● **Short problem**
Write out each line of the material again, word for word.

● **Provided information**
● ● ●
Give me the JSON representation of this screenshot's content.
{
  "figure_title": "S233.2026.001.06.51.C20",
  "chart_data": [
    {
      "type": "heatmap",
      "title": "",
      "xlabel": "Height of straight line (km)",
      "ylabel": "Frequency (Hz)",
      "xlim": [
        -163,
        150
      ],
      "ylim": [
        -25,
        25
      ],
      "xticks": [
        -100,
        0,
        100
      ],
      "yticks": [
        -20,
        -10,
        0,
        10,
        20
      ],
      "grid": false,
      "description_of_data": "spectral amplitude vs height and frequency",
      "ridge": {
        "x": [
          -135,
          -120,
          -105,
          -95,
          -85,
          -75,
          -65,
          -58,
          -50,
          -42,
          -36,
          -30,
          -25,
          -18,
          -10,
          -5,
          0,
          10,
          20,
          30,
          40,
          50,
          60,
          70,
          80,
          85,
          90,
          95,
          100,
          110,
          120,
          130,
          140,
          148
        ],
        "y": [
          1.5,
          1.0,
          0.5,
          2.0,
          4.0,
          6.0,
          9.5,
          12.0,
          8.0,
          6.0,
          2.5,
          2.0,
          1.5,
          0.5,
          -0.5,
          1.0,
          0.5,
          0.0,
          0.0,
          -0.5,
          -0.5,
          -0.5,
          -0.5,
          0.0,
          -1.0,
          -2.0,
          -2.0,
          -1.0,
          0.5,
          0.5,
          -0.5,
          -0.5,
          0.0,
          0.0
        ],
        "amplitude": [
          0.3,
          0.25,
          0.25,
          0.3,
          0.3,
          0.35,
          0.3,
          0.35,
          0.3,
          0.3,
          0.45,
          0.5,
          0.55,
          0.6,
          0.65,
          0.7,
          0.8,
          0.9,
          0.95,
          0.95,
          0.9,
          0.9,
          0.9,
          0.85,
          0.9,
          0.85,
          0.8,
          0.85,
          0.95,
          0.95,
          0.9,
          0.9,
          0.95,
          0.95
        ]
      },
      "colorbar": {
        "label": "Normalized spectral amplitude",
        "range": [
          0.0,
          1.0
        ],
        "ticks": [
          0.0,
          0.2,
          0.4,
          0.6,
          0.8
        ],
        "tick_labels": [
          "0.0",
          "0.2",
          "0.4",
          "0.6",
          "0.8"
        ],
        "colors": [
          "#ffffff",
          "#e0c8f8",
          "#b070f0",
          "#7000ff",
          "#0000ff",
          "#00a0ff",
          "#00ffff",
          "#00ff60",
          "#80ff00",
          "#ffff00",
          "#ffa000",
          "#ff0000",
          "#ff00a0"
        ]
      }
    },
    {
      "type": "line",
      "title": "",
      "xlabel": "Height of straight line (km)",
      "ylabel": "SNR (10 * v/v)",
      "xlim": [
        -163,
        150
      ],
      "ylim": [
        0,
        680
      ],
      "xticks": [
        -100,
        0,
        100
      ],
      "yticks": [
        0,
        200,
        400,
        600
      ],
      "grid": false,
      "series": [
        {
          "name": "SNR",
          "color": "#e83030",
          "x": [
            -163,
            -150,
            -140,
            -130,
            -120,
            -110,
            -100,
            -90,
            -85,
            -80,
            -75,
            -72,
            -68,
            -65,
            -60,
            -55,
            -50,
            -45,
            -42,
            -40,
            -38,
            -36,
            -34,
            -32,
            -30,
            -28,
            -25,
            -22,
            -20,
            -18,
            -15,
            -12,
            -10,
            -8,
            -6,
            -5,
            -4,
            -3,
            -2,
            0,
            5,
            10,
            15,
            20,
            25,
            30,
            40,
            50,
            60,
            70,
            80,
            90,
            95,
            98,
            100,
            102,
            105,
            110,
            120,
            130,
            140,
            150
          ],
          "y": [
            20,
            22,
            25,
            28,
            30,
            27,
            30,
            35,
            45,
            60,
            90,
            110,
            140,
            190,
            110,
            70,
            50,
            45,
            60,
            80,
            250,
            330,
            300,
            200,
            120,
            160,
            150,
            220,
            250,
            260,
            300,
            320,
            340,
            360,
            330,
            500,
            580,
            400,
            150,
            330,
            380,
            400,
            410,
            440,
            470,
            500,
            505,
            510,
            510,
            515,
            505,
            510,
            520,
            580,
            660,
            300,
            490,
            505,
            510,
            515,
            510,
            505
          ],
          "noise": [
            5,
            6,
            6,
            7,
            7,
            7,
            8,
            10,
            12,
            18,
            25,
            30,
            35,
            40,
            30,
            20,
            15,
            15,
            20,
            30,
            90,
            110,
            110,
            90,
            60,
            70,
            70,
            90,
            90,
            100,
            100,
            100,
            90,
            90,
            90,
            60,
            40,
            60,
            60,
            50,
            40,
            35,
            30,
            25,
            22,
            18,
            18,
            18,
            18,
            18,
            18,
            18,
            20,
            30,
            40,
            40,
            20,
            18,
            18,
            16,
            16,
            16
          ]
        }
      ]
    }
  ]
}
● ● ●
● **Exercise answer**
Give me the JSON representation of this screenshot's content.
{
  "figure_title": "S233.2026.001.06.51.C20",
  "chart_data": [
    {
      "type": "heatmap",
      "title": "",
      "xlabel": "Height of straight line (km)",
      "ylabel": "Frequency (Hz)",
      "xlim": [
        -163,
        150
      ],
      "ylim": [
        -25,
        25
      ],
      "xticks": [
        -100,
        0,
        100
      ],
      "yticks": [
        -20,
        -10,
        0,
        10,
        20
      ],
      "grid": false,
      "description_of_data": "spectral amplitude vs height and frequency",
      "ridge": {
        "x": [
          -135,
          -120,
          -105,
          -95,
          -85,
          -75,
          -65,
          -58,
          -50,
          -42,
          -36,
          -30,
          -25,
          -18,
          -10,
          -5,
          0,
          10,
          20,
          30,
          40,
          50,
          60,
          70,
          80,
          85,
          90,
          95,
          100,
          110,
          120,
          130,
          140,
          148
        ],
        "y": [
          1.5,
          1.0,
          0.5,
          2.0,
          4.0,
          6.0,
          9.5,
          12.0,
          8.0,
          6.0,
          2.5,
          2.0,
          1.5,
          0.5,
          -0.5,
          1.0,
          0.5,
          0.0,
          0.0,
          -0.5,
          -0.5,
          -0.5,
          -0.5,
          0.0,
          -1.0,
          -2.0,
          -2.0,
          -1.0,
          0.5,
          0.5,
          -0.5,
          -0.5,
          0.0,
          0.0
        ],
        "amplitude": [
          0.3,
          0.25,
          0.25,
          0.3,
          0.3,
          0.35,
          0.3,
          0.35,
          0.3,
          0.3,
          0.45,
          0.5,
          0.55,
          0.6,
          0.65,
          0.7,
          0.8,
          0.9,
          0.95,
          0.95,
          0.9,
          0.9,
          0.9,
          0.85,
          0.9,
          0.85,
          0.8,
          0.85,
          0.95,
          0.95,
          0.9,
          0.9,
          0.95,
          0.95
        ]
      },
      "colorbar": {
        "label": "Normalized spectral amplitude",
        "range": [
          0.0,
          1.0
        ],
        "ticks": [
          0.0,
          0.2,
          0.4,
          0.6,
          0.8
        ],
        "tick_labels": [
          "0.0",
          "0.2",
          "0.4",
          "0.6",
          "0.8"
        ],
        "colors": [
          "#ffffff",
          "#e0c8f8",
          "#b070f0",
          "#7000ff",
          "#0000ff",
          "#00a0ff",
          "#00ffff",
          "#00ff60",
          "#80ff00",
          "#ffff00",
          "#ffa000",
          "#ff0000",
          "#ff00a0"
        ]
      }
    },
    {
      "type": "line",
      "title": "",
      "xlabel": "Height of straight line (km)",
      "ylabel": "SNR (10 * v/v)",
      "xlim": [
        -163,
        150
      ],
      "ylim": [
        0,
        680
      ],
      "xticks": [
        -100,
        0,
        100
      ],
      "yticks": [
        0,
        200,
        400,
        600
      ],
      "grid": false,
      "series": [
        {
          "name": "SNR",
          "color": "#e83030",
          "x": [
            -163,
            -150,
            -140,
            -130,
            -120,
            -110,
            -100,
            -90,
            -85,
            -80,
            -75,
            -72,
            -68,
            -65,
            -60,
            -55,
            -50,
            -45,
            -42,
            -40,
            -38,
            -36,
            -34,
            -32,
            -30,
            -28,
            -25,
            -22,
            -20,
            -18,
            -15,
            -12,
            -10,
            -8,
            -6,
            -5,
            -4,
            -3,
            -2,
            0,
            5,
            10,
            15,
            20,
            25,
            30,
            40,
            50,
            60,
            70,
            80,
            90,
            95,
            98,
            100,
            102,
            105,
            110,
            120,
            130,
            140,
            150
          ],
          "y": [
            20,
            22,
            25,
            28,
            30,
            27,
            30,
            35,
            45,
            60,
            90,
            110,
            140,
            190,
            110,
            70,
            50,
            45,
            60,
            80,
            250,
            330,
            300,
            200,
            120,
            160,
            150,
            220,
            250,
            260,
            300,
            320,
            340,
            360,
            330,
            500,
            580,
            400,
            150,
            330,
            380,
            400,
            410,
            440,
            470,
            500,
            505,
            510,
            510,
            515,
            505,
            510,
            520,
            580,
            660,
            300,
            490,
            505,
            510,
            515,
            510,
            505
          ],
          "noise": [
            5,
            6,
            6,
            7,
            7,
            7,
            8,
            10,
            12,
            18,
            25,
            30,
            35,
            40,
            30,
            20,
            15,
            15,
            20,
            30,
            90,
            110,
            110,
            90,
            60,
            70,
            70,
            90,
            90,
            100,
            100,
            100,
            90,
            90,
            90,
            60,
            40,
            60,
            60,
            50,
            40,
            35,
            30,
            25,
            22,
            18,
            18,
            18,
            18,
            18,
            18,
            18,
            20,
            30,
            40,
            40,
            20,
            18,
            18,
            16,
            16,
            16
          ]
        }
      ]
    }
  ]
}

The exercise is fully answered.